▸ Aim:
Every record that follows must be duplicated exactly, with images left out.
[START OF Material provided]
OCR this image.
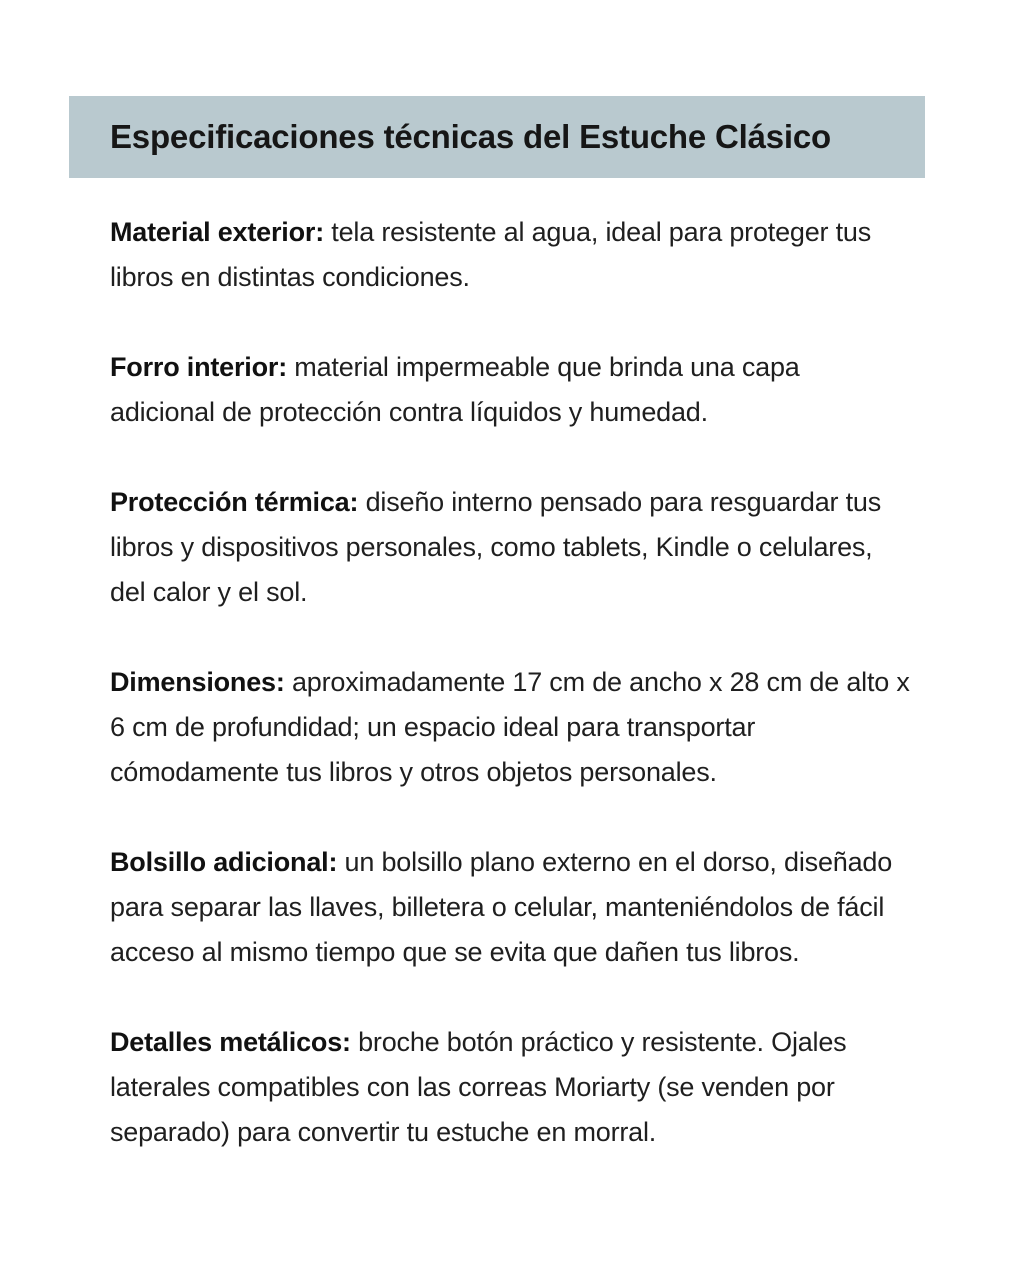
Especificaciones técnicas del Estuche Clásico

Material exterior: tela resistente al agua, ideal para proteger tus libros en distintas condiciones.

Forro interior: material impermeable que brinda una capa adicional de protección contra líquidos y humedad.

Protección térmica: diseño interno pensado para resguardar tus libros y dispositivos personales, como tablets, Kindle o celulares, del calor y el sol.

Dimensiones: aproximadamente 17 cm de ancho x 28 cm de alto x 6 cm de profundidad; un espacio ideal para transportar cómodamente tus libros y otros objetos personales.

Bolsillo adicional: un bolsillo plano externo en el dorso, diseñado para separar las llaves, billetera o celular, manteniéndolos de fácil acceso al mismo tiempo que se evita que dañen tus libros.

Detalles metálicos: broche botón práctico y resistente. Ojales laterales compatibles con las correas Moriarty (se venden por separado) para convertir tu estuche en morral.
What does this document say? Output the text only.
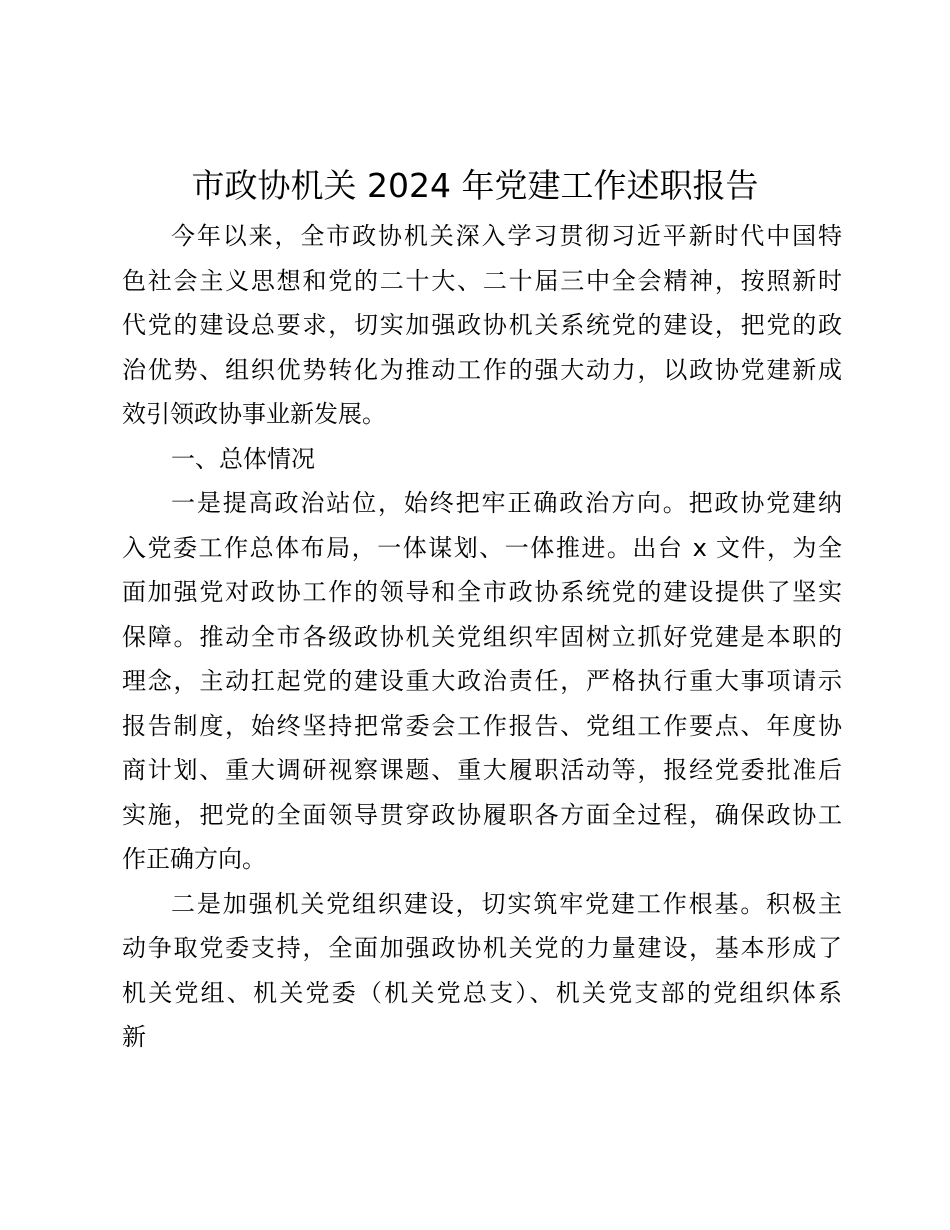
市政协机关 2024 年党建工作述职报告
今年以来，全市政协机关深入学习贯彻习近平新时代中国特
色社会主义思想和党的二十大、二十届三中全会精神，按照新时
代党的建设总要求，切实加强政协机关系统党的建设，把党的政
治优势、组织优势转化为推动工作的强大动力，以政协党建新成
效引领政协事业新发展。
一、总体情况
一是提高政治站位，始终把牢正确政治方向。把政协党建纳
入党委工作总体布局，一体谋划、一体推进。出台 x 文件，为全
面加强党对政协工作的领导和全市政协系统党的建设提供了坚实
保障。推动全市各级政协机关党组织牢固树立抓好党建是本职的
理念，主动扛起党的建设重大政治责任，严格执行重大事项请示
报告制度，始终坚持把常委会工作报告、党组工作要点、年度协
商计划、重大调研视察课题、重大履职活动等，报经党委批准后
实施，把党的全面领导贯穿政协履职各方面全过程，确保政协工
作正确方向。
二是加强机关党组织建设，切实筑牢党建工作根基。积极主
动争取党委支持，全面加强政协机关党的力量建设，基本形成了
机关党组、机关党委（机关党总支）、机关党支部的党组织体系
新
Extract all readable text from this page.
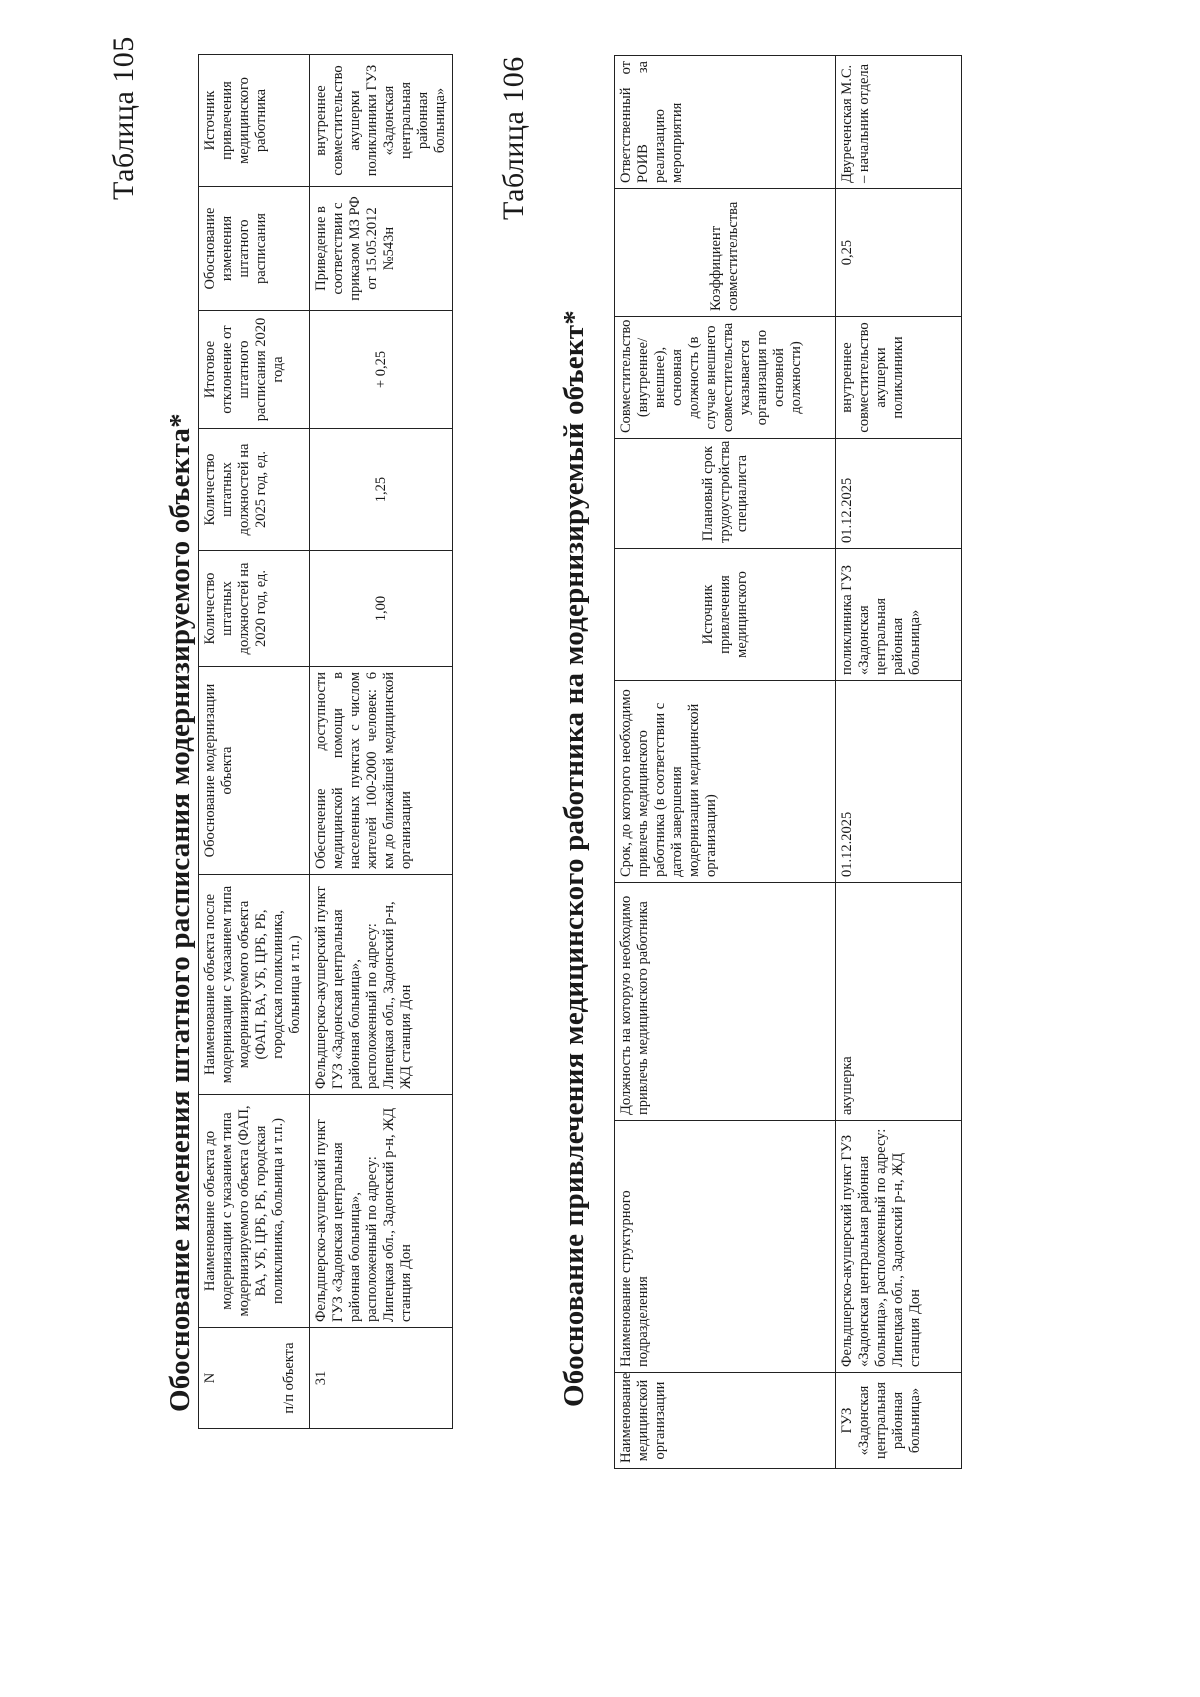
Таблица 105
Обоснование изменения штатного расписания модернизируемого объекта* N п/п объекта	Наименование объекта до модернизации с указанием типа модернизируемого объекта (ФАП, ВА, УБ, ЦРБ, РБ, городская поликлиника, больница и т.п.)	Наименование объекта после модернизации с указанием типа модернизируемого объекта (ФАП, ВА, УБ, ЦРБ, РБ, городская поликлиника, больница и т.п.)	Обоснование модернизации объекта	Количество штатных должностей на 2020 год, ед.	Количество штатных должностей на 2025 год, ед.	Итоговое отклонение от штатного расписания 2020 года	Обоснование изменения штатного расписания	Источник привлечения медицинского работника
31	Фельдшерско-акушерский пункт ГУЗ «Задонская центральная районная больница», расположенный по адресу: Липецкая обл., Задонский р-н, ЖД станция Дон	Фельдшерско-акушерский пункт ГУЗ «Задонская центральная районная больница», расположенный по адресу: Липецкая обл., Задонский р-н, ЖД станция Дон	Обеспечение доступности медицинской помощи в населенных пунктах с числом жителей 100-2000 человек: 6 км до ближайшей медицинской организации	1,00	1,25	+ 0,25	Приведение в соответствии с приказом МЗ РФ от 15.05.2012 №543н	внутреннее совместительство акушерки поликлиники ГУЗ «Задонская центральная районная больница» Таблица 106
Обоснование привлечения медицинского работника на модернизируемый объект*
Наименование медицинской организации	Наименование структурного подразделения	Должность на которую необходимо привлечь медицинского работника	Срок, до которого необходимо привлечь медицинского работника (в соответствии с датой завершения модернизации медицинской организации)	Источник привлечения медицинского	Плановый срок трудоустройства специалиста	Совместительство (внутреннее/внешнее), основная должность (в случае внешнего совместительства указывается организация по основной должности)	Коэффициент совместительства	Ответственный от РОИВ за реализацию мероприятия
ГУЗ «Задонская центральная районная больница»	Фельдшерско-акушерский пункт ГУЗ «Задонская центральная районная больница», расположенный по адресу: Липецкая обл., Задонский р-н, ЖД станция Дон	акушерка	01.12.2025	поликлиника ГУЗ «Задонская центральная районная больница»	01.12.2025	внутреннее совместительство акушерки поликлиники	0,25	Двуреченская М.С. – начальник отдела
[END OF Material provided]
▸ Task answer:
OCR this image.
Especificaciones técnicas del Estuche Clásico

Material exterior: tela resistente al agua, ideal para proteger tus libros en distintas condiciones.

Forro interior: material impermeable que brinda una capa adicional de protección contra líquidos y humedad.

Protección térmica: diseño interno pensado para resguardar tus libros y dispositivos personales, como tablets, Kindle o celulares, del calor y el sol.

Dimensiones: aproximadamente 17 cm de ancho x 28 cm de alto x 6 cm de profundidad; un espacio ideal para transportar cómodamente tus libros y otros objetos personales.

Bolsillo adicional: un bolsillo plano externo en el dorso, diseñado para separar las llaves, billetera o celular, manteniéndolos de fácil acceso al mismo tiempo que se evita que dañen tus libros.

Detalles metálicos: broche botón práctico y resistente. Ojales laterales compatibles con las correas Moriarty (se venden por separado) para convertir tu estuche en morral.
What does this document say? Output the text only.
市政协机关 2024 年党建工作述职报告
今年以来，全市政协机关深入学习贯彻习近平新时代中国特
色社会主义思想和党的二十大、二十届三中全会精神，按照新时
代党的建设总要求，切实加强政协机关系统党的建设，把党的政
治优势、组织优势转化为推动工作的强大动力，以政协党建新成
效引领政协事业新发展。
一、总体情况
一是提高政治站位，始终把牢正确政治方向。把政协党建纳
入党委工作总体布局，一体谋划、一体推进。出台 x 文件，为全
面加强党对政协工作的领导和全市政协系统党的建设提供了坚实
保障。推动全市各级政协机关党组织牢固树立抓好党建是本职的
理念，主动扛起党的建设重大政治责任，严格执行重大事项请示
报告制度，始终坚持把常委会工作报告、党组工作要点、年度协
商计划、重大调研视察课题、重大履职活动等，报经党委批准后
实施，把党的全面领导贯穿政协履职各方面全过程，确保政协工
作正确方向。
二是加强机关党组织建设，切实筑牢党建工作根基。积极主
动争取党委支持，全面加强政协机关党的力量建设，基本形成了
机关党组、机关党委（机关党总支）、机关党支部的党组织体系
新
Extract all readable text from this page.
Таблица 105
Обоснование изменения штатного расписания модернизируемого объекта* N п/п объекта	Наименование объекта до модернизации с указанием типа модернизируемого объекта (ФАП, ВА, УБ, ЦРБ, РБ, городская поликлиника, больница и т.п.)	Наименование объекта после модернизации с указанием типа модернизируемого объекта (ФАП, ВА, УБ, ЦРБ, РБ, городская поликлиника, больница и т.п.)	Обоснование модернизации объекта	Количество штатных должностей на 2020 год, ед.	Количество штатных должностей на 2025 год, ед.	Итоговое отклонение от штатного расписания 2020 года	Обоснование изменения штатного расписания	Источник привлечения медицинского работника
31	Фельдшерско-акушерский пункт ГУЗ «Задонская центральная районная больница», расположенный по адресу: Липецкая обл., Задонский р-н, ЖД станция Дон	Фельдшерско-акушерский пункт ГУЗ «Задонская центральная районная больница», расположенный по адресу: Липецкая обл., Задонский р-н, ЖД станция Дон	Обеспечение доступности медицинской помощи в населенных пунктах с числом жителей 100-2000 человек: 6 км до ближайшей медицинской организации	1,00	1,25	+ 0,25	Приведение в соответствии с приказом МЗ РФ от 15.05.2012 №543н	внутреннее совместительство акушерки поликлиники ГУЗ «Задонская центральная районная больница» Таблица 106
Обоснование привлечения медицинского работника на модернизируемый объект*
Наименование медицинской организации	Наименование структурного подразделения	Должность на которую необходимо привлечь медицинского работника	Срок, до которого необходимо привлечь медицинского работника (в соответствии с датой завершения модернизации медицинской организации)	Источник привлечения медицинского	Плановый срок трудоустройства специалиста	Совместительство (внутреннее/внешнее), основная должность (в случае внешнего совместительства указывается организация по основной должности)	Коэффициент совместительства	Ответственный от РОИВ за реализацию мероприятия
ГУЗ «Задонская центральная районная больница»	Фельдшерско-акушерский пункт ГУЗ «Задонская центральная районная больница», расположенный по адресу: Липецкая обл., Задонский р-н, ЖД станция Дон	акушерка	01.12.2025	поликлиника ГУЗ «Задонская центральная районная больница»	01.12.2025	внутреннее совместительство акушерки поликлиники	0,25	Двуреченская М.С. – начальник отдела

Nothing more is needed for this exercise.